Figure content listings:
===============

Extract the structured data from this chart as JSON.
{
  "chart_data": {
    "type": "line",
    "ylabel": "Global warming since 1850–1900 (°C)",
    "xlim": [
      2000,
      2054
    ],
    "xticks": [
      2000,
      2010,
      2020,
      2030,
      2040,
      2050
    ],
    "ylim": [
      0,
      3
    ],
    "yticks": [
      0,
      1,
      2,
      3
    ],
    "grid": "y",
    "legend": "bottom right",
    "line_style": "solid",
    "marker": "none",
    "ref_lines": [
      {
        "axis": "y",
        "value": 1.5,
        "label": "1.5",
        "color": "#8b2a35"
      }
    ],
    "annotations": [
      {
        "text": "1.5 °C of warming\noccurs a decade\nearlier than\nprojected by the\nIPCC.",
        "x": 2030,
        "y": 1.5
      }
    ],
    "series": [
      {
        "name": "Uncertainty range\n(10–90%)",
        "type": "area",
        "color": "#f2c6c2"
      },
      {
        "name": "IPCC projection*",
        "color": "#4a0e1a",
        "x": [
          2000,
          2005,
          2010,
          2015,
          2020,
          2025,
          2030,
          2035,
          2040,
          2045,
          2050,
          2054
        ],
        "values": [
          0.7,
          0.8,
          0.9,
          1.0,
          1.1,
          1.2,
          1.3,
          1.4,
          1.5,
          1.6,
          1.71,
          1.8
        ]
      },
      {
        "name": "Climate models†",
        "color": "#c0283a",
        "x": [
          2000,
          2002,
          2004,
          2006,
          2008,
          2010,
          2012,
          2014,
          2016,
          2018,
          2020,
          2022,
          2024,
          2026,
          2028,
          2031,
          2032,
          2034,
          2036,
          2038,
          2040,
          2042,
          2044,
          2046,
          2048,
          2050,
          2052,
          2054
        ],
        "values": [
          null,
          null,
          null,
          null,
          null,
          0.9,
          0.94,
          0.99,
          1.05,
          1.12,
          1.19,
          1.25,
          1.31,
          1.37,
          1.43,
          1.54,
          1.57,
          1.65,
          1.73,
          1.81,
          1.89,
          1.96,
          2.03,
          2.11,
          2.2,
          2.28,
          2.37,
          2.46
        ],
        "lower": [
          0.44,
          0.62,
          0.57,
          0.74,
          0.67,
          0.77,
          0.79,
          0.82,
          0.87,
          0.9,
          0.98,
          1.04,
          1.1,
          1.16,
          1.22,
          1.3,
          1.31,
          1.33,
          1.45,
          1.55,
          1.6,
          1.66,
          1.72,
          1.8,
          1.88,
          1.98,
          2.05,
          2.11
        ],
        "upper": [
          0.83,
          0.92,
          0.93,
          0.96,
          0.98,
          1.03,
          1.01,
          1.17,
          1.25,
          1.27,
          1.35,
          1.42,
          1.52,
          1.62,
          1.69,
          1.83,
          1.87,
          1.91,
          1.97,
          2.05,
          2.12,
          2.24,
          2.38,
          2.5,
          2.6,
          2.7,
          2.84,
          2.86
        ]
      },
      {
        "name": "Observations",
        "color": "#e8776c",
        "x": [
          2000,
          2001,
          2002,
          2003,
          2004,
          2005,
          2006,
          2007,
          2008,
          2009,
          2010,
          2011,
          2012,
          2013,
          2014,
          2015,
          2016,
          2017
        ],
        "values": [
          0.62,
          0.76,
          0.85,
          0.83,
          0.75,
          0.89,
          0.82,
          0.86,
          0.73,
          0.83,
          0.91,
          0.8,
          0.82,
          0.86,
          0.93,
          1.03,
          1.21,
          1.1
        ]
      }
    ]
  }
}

===============

Directive: Restate the whole of the material exactly.

Solution below:
Extract the structured data from this chart as JSON.
{
  "chart_data": {
    "type": "line",
    "ylabel": "Global warming since 1850–1900 (°C)",
    "xlim": [
      2000,
      2054
    ],
    "xticks": [
      2000,
      2010,
      2020,
      2030,
      2040,
      2050
    ],
    "ylim": [
      0,
      3
    ],
    "yticks": [
      0,
      1,
      2,
      3
    ],
    "grid": "y",
    "legend": "bottom right",
    "line_style": "solid",
    "marker": "none",
    "ref_lines": [
      {
        "axis": "y",
        "value": 1.5,
        "label": "1.5",
        "color": "#8b2a35"
      }
    ],
    "annotations": [
      {
        "text": "1.5 °C of warming\noccurs a decade\nearlier than\nprojected by the\nIPCC.",
        "x": 2030,
        "y": 1.5
      }
    ],
    "series": [
      {
        "name": "Uncertainty range\n(10–90%)",
        "type": "area",
        "color": "#f2c6c2"
      },
      {
        "name": "IPCC projection*",
        "color": "#4a0e1a",
        "x": [
          2000,
          2005,
          2010,
          2015,
          2020,
          2025,
          2030,
          2035,
          2040,
          2045,
          2050,
          2054
        ],
        "values": [
          0.7,
          0.8,
          0.9,
          1.0,
          1.1,
          1.2,
          1.3,
          1.4,
          1.5,
          1.6,
          1.71,
          1.8
        ]
      },
      {
        "name": "Climate models†",
        "color": "#c0283a",
        "x": [
          2000,
          2002,
          2004,
          2006,
          2008,
          2010,
          2012,
          2014,
          2016,
          2018,
          2020,
          2022,
          2024,
          2026,
          2028,
          2031,
          2032,
          2034,
          2036,
          2038,
          2040,
          2042,
          2044,
          2046,
          2048,
          2050,
          2052,
          2054
        ],
        "values": [
          null,
          null,
          null,
          null,
          null,
          0.9,
          0.94,
          0.99,
          1.05,
          1.12,
          1.19,
          1.25,
          1.31,
          1.37,
          1.43,
          1.54,
          1.57,
          1.65,
          1.73,
          1.81,
          1.89,
          1.96,
          2.03,
          2.11,
          2.2,
          2.28,
          2.37,
          2.46
        ],
        "lower": [
          0.44,
          0.62,
          0.57,
          0.74,
          0.67,
          0.77,
          0.79,
          0.82,
          0.87,
          0.9,
          0.98,
          1.04,
          1.1,
          1.16,
          1.22,
          1.3,
          1.31,
          1.33,
          1.45,
          1.55,
          1.6,
          1.66,
          1.72,
          1.8,
          1.88,
          1.98,
          2.05,
          2.11
        ],
        "upper": [
          0.83,
          0.92,
          0.93,
          0.96,
          0.98,
          1.03,
          1.01,
          1.17,
          1.25,
          1.27,
          1.35,
          1.42,
          1.52,
          1.62,
          1.69,
          1.83,
          1.87,
          1.91,
          1.97,
          2.05,
          2.12,
          2.24,
          2.38,
          2.5,
          2.6,
          2.7,
          2.84,
          2.86
        ]
      },
      {
        "name": "Observations",
        "color": "#e8776c",
        "x": [
          2000,
          2001,
          2002,
          2003,
          2004,
          2005,
          2006,
          2007,
          2008,
          2009,
          2010,
          2011,
          2012,
          2013,
          2014,
          2015,
          2016,
          2017
        ],
        "values": [
          0.62,
          0.76,
          0.85,
          0.83,
          0.75,
          0.89,
          0.82,
          0.86,
          0.73,
          0.83,
          0.91,
          0.8,
          0.82,
          0.86,
          0.93,
          1.03,
          1.21,
          1.1
        ]
      }
    ]
  }
}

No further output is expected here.